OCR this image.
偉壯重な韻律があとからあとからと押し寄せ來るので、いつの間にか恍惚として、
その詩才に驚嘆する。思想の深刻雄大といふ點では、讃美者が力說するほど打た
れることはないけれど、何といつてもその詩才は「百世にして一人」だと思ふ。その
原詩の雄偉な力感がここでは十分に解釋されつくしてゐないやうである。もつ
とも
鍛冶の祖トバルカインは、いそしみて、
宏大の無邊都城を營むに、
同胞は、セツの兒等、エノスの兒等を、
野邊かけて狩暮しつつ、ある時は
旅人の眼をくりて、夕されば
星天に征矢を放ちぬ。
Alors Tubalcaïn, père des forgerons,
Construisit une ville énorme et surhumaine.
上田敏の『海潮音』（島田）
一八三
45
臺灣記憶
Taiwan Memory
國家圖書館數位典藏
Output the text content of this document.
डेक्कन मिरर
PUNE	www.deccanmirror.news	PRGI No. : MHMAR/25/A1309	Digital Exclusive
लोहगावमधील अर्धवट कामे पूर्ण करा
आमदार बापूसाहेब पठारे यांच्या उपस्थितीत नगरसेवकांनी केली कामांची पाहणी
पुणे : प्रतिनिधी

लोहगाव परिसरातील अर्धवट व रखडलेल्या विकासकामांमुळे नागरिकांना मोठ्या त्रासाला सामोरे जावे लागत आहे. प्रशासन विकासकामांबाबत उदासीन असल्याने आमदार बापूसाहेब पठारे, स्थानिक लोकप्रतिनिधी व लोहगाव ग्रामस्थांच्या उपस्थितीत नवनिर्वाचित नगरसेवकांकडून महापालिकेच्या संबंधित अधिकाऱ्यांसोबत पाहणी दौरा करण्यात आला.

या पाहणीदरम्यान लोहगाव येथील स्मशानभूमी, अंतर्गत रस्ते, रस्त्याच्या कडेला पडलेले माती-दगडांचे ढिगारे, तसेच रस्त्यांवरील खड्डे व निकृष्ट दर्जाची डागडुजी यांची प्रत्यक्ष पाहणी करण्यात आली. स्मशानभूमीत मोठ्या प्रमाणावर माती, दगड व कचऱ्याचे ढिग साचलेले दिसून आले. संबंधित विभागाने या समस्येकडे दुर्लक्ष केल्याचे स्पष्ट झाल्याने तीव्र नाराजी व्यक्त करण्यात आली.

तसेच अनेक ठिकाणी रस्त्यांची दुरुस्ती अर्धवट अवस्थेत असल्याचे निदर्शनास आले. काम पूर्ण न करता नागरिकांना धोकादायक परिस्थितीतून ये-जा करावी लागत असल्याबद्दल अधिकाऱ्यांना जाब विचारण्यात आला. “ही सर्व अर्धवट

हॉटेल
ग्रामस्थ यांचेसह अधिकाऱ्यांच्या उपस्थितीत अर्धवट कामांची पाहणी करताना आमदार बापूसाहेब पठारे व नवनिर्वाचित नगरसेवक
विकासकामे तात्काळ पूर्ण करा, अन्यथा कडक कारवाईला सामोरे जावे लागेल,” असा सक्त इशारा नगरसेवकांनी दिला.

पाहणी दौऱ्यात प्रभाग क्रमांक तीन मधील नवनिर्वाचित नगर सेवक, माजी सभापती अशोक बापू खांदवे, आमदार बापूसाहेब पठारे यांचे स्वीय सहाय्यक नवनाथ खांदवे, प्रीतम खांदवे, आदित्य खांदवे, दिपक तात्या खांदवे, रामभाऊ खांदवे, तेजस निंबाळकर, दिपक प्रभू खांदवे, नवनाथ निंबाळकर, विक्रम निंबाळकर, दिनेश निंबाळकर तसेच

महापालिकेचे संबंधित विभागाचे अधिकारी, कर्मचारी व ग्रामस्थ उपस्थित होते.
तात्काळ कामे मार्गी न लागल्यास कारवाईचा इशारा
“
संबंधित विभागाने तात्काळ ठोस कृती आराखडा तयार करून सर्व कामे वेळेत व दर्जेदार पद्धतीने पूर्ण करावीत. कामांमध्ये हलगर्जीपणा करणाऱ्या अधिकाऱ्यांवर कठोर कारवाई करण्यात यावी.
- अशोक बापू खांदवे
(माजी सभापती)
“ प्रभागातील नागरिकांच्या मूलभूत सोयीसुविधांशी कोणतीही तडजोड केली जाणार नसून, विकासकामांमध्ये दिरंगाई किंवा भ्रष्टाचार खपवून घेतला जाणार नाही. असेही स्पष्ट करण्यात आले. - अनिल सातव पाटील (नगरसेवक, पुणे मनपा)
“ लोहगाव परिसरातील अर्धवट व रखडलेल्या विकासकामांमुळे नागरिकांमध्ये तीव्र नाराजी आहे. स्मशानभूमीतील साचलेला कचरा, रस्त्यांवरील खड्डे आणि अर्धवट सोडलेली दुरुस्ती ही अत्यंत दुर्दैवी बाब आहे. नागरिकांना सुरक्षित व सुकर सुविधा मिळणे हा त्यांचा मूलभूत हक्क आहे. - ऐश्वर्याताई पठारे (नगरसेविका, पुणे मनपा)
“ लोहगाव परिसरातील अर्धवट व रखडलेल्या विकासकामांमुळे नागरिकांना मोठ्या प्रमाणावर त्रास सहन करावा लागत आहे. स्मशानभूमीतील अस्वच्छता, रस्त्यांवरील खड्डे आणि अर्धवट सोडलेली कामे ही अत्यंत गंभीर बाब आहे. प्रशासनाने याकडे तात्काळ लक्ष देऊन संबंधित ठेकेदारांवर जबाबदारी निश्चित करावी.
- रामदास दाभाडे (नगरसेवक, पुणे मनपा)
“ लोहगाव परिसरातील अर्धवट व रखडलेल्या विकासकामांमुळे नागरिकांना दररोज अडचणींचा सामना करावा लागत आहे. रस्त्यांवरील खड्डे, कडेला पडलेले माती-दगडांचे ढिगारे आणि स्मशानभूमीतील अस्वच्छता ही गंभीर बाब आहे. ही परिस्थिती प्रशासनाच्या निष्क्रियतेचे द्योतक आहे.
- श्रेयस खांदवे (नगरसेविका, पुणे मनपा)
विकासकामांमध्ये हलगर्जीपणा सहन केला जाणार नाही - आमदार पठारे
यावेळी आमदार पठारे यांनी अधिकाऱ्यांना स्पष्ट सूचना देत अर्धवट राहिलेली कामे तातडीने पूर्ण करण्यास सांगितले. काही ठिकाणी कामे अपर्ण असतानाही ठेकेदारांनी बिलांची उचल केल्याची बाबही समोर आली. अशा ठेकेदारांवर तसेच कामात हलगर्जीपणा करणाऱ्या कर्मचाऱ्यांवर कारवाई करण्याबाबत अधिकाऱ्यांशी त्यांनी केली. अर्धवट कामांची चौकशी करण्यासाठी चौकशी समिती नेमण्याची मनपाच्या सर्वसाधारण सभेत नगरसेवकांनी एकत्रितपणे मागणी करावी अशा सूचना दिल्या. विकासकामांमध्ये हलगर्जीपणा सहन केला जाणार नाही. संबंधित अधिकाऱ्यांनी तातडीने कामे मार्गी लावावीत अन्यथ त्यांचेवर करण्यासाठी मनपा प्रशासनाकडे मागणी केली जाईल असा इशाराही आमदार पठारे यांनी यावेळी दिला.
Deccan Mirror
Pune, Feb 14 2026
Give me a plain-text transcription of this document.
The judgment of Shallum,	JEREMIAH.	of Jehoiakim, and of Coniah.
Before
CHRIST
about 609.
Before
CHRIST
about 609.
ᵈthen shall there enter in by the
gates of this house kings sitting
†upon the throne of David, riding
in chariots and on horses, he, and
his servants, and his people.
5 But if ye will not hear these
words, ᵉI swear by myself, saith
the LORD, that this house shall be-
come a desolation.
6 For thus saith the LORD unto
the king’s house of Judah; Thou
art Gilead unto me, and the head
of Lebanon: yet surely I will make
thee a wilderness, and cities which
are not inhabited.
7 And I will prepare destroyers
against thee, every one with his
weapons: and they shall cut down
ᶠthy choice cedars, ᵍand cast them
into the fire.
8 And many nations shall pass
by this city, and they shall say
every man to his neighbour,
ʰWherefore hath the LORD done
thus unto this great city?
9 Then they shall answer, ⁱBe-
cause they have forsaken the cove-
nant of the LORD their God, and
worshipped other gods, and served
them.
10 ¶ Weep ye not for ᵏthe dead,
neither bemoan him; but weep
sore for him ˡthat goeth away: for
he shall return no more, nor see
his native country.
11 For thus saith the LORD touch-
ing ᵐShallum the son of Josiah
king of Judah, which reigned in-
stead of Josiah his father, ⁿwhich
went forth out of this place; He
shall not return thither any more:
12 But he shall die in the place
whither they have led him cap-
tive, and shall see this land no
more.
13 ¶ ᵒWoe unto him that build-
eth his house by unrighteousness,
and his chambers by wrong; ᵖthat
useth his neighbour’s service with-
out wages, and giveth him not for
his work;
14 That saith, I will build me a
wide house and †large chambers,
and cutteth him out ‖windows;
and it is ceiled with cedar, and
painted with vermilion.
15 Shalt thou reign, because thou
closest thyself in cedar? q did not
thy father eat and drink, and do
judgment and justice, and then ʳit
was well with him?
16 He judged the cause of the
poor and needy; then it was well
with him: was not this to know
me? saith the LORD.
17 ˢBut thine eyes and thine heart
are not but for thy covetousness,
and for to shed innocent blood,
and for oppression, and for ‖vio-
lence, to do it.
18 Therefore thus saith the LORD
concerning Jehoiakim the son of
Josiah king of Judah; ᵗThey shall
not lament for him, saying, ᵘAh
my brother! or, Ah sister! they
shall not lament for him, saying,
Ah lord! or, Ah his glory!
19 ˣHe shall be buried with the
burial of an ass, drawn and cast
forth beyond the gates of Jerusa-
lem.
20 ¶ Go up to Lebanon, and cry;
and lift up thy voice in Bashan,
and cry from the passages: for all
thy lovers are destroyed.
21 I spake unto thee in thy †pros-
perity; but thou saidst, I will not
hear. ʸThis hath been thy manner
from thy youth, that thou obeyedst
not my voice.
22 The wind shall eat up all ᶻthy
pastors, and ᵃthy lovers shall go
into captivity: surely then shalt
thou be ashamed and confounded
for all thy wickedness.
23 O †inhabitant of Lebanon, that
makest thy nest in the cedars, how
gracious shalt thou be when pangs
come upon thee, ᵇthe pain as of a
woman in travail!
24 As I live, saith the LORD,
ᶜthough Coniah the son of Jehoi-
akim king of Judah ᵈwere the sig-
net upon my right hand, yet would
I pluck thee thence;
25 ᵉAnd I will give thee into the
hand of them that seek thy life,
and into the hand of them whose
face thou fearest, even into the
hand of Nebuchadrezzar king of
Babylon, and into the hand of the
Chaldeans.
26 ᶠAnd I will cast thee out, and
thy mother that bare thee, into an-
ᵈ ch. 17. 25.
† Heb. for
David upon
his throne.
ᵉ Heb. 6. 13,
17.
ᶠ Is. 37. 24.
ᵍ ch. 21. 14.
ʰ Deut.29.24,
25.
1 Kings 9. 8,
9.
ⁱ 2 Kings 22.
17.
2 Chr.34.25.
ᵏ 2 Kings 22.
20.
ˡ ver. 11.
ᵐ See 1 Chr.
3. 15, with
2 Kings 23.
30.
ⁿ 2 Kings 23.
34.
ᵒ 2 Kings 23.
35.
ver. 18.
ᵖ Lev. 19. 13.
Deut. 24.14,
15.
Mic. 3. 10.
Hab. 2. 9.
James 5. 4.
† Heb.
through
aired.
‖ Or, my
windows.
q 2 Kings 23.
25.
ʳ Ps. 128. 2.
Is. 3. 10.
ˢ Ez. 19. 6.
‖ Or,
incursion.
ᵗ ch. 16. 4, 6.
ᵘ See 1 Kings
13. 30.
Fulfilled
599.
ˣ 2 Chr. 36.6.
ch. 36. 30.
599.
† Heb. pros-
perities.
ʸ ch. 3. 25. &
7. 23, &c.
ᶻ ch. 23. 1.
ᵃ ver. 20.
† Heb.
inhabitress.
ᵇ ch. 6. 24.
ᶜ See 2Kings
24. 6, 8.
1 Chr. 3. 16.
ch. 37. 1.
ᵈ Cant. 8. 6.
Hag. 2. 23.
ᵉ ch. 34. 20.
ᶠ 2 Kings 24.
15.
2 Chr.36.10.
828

★ ★ ★ ★ ★

* **Exercise brief**: Going through the data above, count the lines where the string "throne" appears, and answer with only that number.

* **Result below**: 2